WHAT TO WORK ON
Consider the records below. How many of their lines include the word "производимый"? State the number and nothing else.

[A block of data]
------------------------
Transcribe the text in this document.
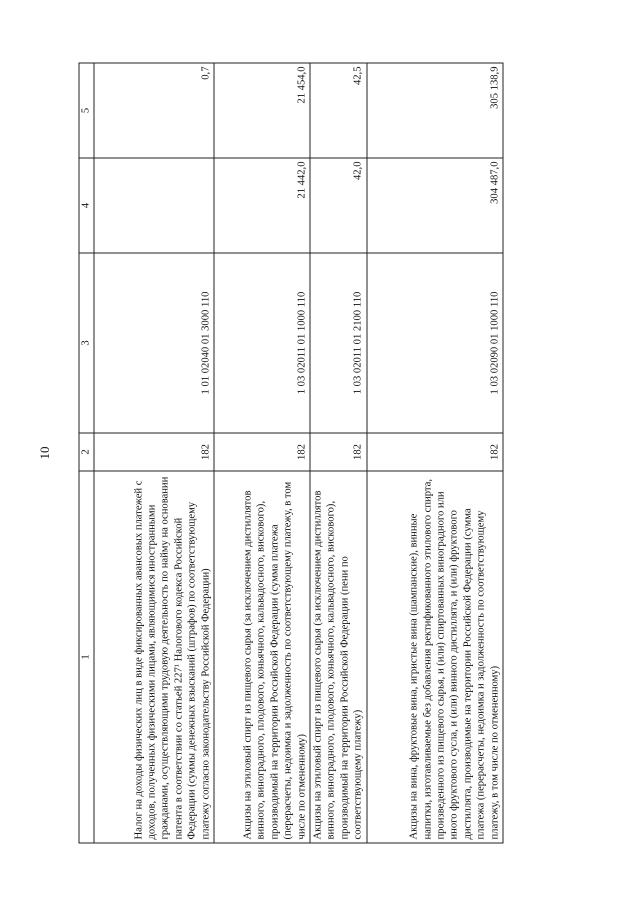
10
1	2	3	4	5
Налог на доходы физических лиц в виде фиксированных авансовых платежей с доходов, полученных физическими лицами, являющимися иностранными гражданами, осуществляющими трудовую деятельность по найму на основании патента в соответствии со статьей 227¹ Налогового кодекса Российской Федерации (суммы денежных взысканий (штрафов) по соответствующему платежу согласно законодательству Российской Федерации)	182	1 01 02040 01 3000 110		0,7
Акцизы на этиловый спирт из пищевого сырья (за исключением дистиллятов винного, виноградного, плодового, коньячного, кальвадосного, вискового), производимый на территории Российской Федерации (сумма платежа (перерасчеты, недоимка и задолженность по соответствующему платежу, в том числе по отмененному)	182	1 03 02011 01 1000 110	21 442,0	21 454,0
Акцизы на этиловый спирт из пищевого сырья (за исключением дистиллятов винного, виноградного, плодового, коньячного, кальвадосного, вискового), производимый на территории Российской Федерации (пени по соответствующему платежу)	182	1 03 02011 01 2100 110	42,0	42,5
Акцизы на вина, фруктовые вина, игристые вина (шампанские), винные напитки, изготавливаемые без добавления ректификованного этилового спирта, произведенного из пищевого сырья, и (или) спиртованных виноградного или иного фруктового сусла, и (или) винного дистиллята, и (или) фруктового дистиллята, производимые на территории Российской Федерации (сумма платежа (перерасчеты, недоимка и задолженность по соответствующему платежу, в том числе по отмененному)	182	1 03 02090 01 1000 110	304 487,0	305 138,9
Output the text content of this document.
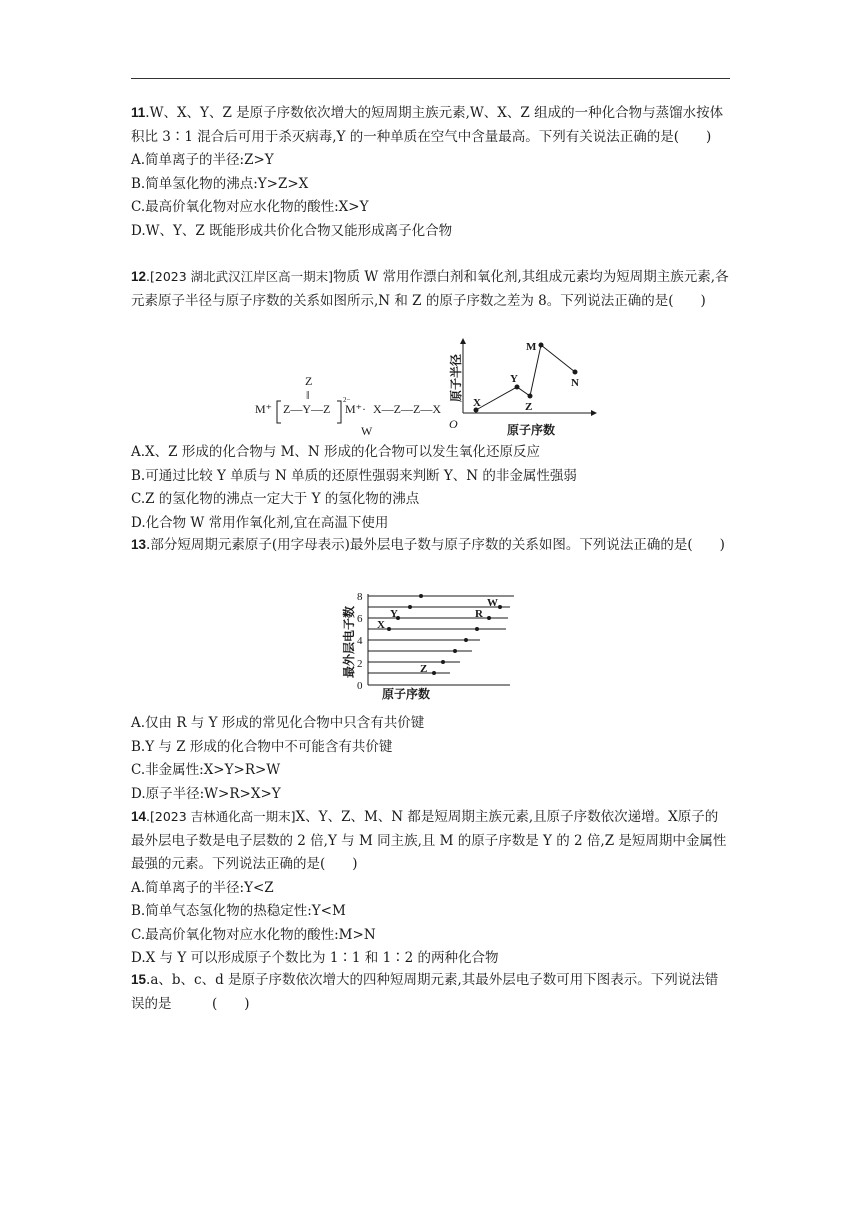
11.W、X、Y、Z 是原子序数依次增大的短周期主族元素,W、X、Z 组成的一种化合物与蒸馏水按体积比 3∶1 混合后可用于杀灭病毒,Y 的一种单质在空气中含量最高。下列有关说法正确的是(　　)

A.简单离子的半径:Z>Y

B.简单氢化物的沸点:Y>Z>X

C.最高价氧化物对应水化物的酸性:X>Y

D.W、Y、Z 既能形成共价化合物又能形成离子化合物

12.[2023 湖北武汉江岸区高一期末]物质 W 常用作漂白剂和氧化剂,其组成元素均为短周期主族元素,各元素原子半径与原子序数的关系如图所示,N 和 Z 的原子序数之差为 8。下列说法正确的是(　　)

M⁺
Z
‖
Z—Y—Z
2−
M⁺· X—Z—Z—X
W	O	原子序数
原子半径
X
Y
Z
M
N

A.X、Z 形成的化合物与 M、N 形成的化合物可以发生氧化还原反应

B.可通过比较 Y 单质与 N 单质的还原性强弱来判断 Y、N 的非金属性强弱

C.Z 的氢化物的沸点一定大于 Y 的氢化物的沸点

D.化合物 W 常用作氧化剂,宜在高温下使用

13.部分短周期元素原子(用字母表示)最外层电子数与原子序数的关系如图。下列说法正确的是(　　)

最外层电子数
原子序数
0
2
4
6
8
X
Y
Z
R
W

A.仅由 R 与 Y 形成的常见化合物中只含有共价键

B.Y 与 Z 形成的化合物中不可能含有共价键

C.非金属性:X>Y>R>W

D.原子半径:W>R>X>Y

14.[2023 吉林通化高一期末]X、Y、Z、M、N 都是短周期主族元素,且原子序数依次递增。X原子的最外层电子数是电子层数的 2 倍,Y 与 M 同主族,且 M 的原子序数是 Y 的 2 倍,Z 是短周期中金属性最强的元素。下列说法正确的是(　　)

A.简单离子的半径:Y<Z

B.简单气态氢化物的热稳定性:Y<M

C.最高价氧化物对应水化物的酸性:M>N

D.X 与 Y 可以形成原子个数比为 1∶1 和 1∶2 的两种化合物

15.a、b、c、d 是原子序数依次增大的四种短周期元素,其最外层电子数可用下图表示。下列说法错误的是　　　(　　)
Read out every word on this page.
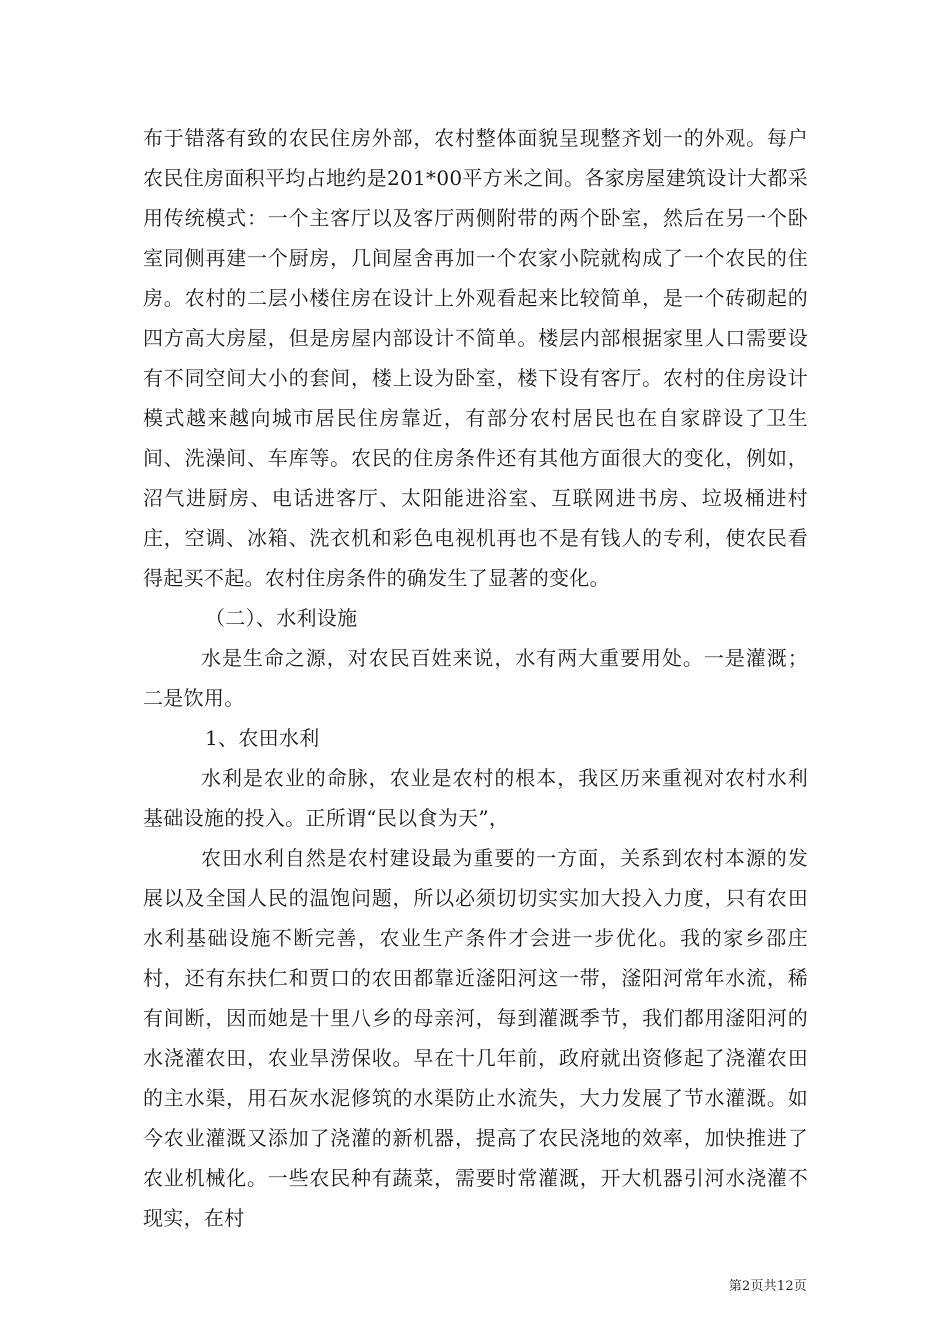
布于错落有致的农民住房外部，农村整体面貌呈现整齐划一的外观。每户农民住房面积平均占地约是201*00平方米之间。各家房屋建筑设计大都采用传统模式：一个主客厅以及客厅两侧附带的两个卧室，然后在另一个卧室同侧再建一个厨房，几间屋舍再加一个农家小院就构成了一个农民的住房。农村的二层小楼住房在设计上外观看起来比较简单，是一个砖砌起的四方高大房屋，但是房屋内部设计不简单。楼层内部根据家里人口需要设有不同空间大小的套间，楼上设为卧室，楼下设有客厅。农村的住房设计模式越来越向城市居民住房靠近，有部分农村居民也在自家辟设了卫生间、洗澡间、车库等。农民的住房条件还有其他方面很大的变化，例如，沼气进厨房、电话进客厅、太阳能进浴室、互联网进书房、垃圾桶进村庄，空调、冰箱、洗衣机和彩色电视机再也不是有钱人的专利，使农民看得起买不起。农村住房条件的确发生了显著的变化。

（二）、水利设施

水是生命之源，对农民百姓来说，水有两大重要用处。一是灌溉；二是饮用。

1、农田水利

水利是农业的命脉，农业是农村的根本，我区历来重视对农村水利基础设施的投入。正所谓“民以食为天”，

农田水利自然是农村建设最为重要的一方面，关系到农村本源的发展以及全国人民的温饱问题，所以必须切切实实加大投入力度，只有农田水利基础设施不断完善，农业生产条件才会进一步优化。我的家乡邵庄村，还有东扶仁和贾口的农田都靠近滏阳河这一带，滏阳河常年水流，稀有间断，因而她是十里八乡的母亲河，每到灌溉季节，我们都用滏阳河的水浇灌农田，农业旱涝保收。早在十几年前，政府就出资修起了浇灌农田的主水渠，用石灰水泥修筑的水渠防止水流失，大力发展了节水灌溉。如今农业灌溉又添加了浇灌的新机器，提高了农民浇地的效率，加快推进了农业机械化。一些农民种有蔬菜，需要时常灌溉，开大机器引河水浇灌不现实，在村

第2页共12页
------------------------
EXPECTED ANSWER
2